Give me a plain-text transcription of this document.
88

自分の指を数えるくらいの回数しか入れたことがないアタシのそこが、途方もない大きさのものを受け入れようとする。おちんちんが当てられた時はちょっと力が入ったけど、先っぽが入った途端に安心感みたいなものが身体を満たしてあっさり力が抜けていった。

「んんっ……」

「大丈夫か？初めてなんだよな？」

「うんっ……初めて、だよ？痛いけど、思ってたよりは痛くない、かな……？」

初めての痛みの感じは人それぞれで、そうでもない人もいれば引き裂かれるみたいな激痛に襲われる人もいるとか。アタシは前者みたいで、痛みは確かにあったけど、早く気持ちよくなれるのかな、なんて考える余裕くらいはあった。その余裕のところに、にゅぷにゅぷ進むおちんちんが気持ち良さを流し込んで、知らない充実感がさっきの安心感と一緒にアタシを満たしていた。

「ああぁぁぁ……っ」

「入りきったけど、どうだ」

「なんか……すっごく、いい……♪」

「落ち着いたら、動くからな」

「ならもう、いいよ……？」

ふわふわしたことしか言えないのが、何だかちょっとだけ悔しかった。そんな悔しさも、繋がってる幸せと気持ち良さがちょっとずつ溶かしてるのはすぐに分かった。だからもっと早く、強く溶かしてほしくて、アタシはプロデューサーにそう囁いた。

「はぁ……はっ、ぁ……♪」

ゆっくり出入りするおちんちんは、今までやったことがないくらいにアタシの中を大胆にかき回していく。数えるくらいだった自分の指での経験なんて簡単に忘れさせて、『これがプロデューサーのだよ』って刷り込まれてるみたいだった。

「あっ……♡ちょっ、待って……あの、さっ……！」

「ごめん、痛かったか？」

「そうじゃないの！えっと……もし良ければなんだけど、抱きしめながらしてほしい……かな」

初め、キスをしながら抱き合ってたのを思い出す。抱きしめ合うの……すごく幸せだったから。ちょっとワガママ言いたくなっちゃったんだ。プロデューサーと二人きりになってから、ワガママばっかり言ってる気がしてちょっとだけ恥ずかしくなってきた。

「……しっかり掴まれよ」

**GIVEN INSTRUCTION**
Output an exact copy of each record.

**WORKED SOLUTION**
Give me a plain-text transcription of this document.
88

自分の指を数えるくらいの回数しか入れたことがないアタシのそこが、途方もない大きさのものを受け入れようとする。おちんちんが当てられた時はちょっと力が入ったけど、先っぽが入った途端に安心感みたいなものが身体を満たしてあっさり力が抜けていった。

「んんっ……」

「大丈夫か？初めてなんだよな？」

「うんっ……初めて、だよ？痛いけど、思ってたよりは痛くない、かな……？」

初めての痛みの感じは人それぞれで、そうでもない人もいれば引き裂かれるみたいな激痛に襲われる人もいるとか。アタシは前者みたいで、痛みは確かにあったけど、早く気持ちよくなれるのかな、なんて考える余裕くらいはあった。その余裕のところに、にゅぷにゅぷ進むおちんちんが気持ち良さを流し込んで、知らない充実感がさっきの安心感と一緒にアタシを満たしていた。

「ああぁぁぁ……っ」

「入りきったけど、どうだ」

「なんか……すっごく、いい……♪」

「落ち着いたら、動くからな」

「ならもう、いいよ……？」

ふわふわしたことしか言えないのが、何だかちょっとだけ悔しかった。そんな悔しさも、繋がってる幸せと気持ち良さがちょっとずつ溶かしてるのはすぐに分かった。だからもっと早く、強く溶かしてほしくて、アタシはプロデューサーにそう囁いた。

「はぁ……はっ、ぁ……♪」

ゆっくり出入りするおちんちんは、今までやったことがないくらいにアタシの中を大胆にかき回していく。数えるくらいだった自分の指での経験なんて簡単に忘れさせて、『これがプロデューサーのだよ』って刷り込まれてるみたいだった。

「あっ……♡ちょっ、待って……あの、さっ……！」

「ごめん、痛かったか？」

「そうじゃないの！えっと……もし良ければなんだけど、抱きしめながらしてほしい……かな」

初め、キスをしながら抱き合ってたのを思い出す。抱きしめ合うの……すごく幸せだったから。ちょっとワガママ言いたくなっちゃったんだ。プロデューサーと二人きりになってから、ワガママばっかり言ってる気がしてちょっとだけ恥ずかしくなってきた。

「……しっかり掴まれよ」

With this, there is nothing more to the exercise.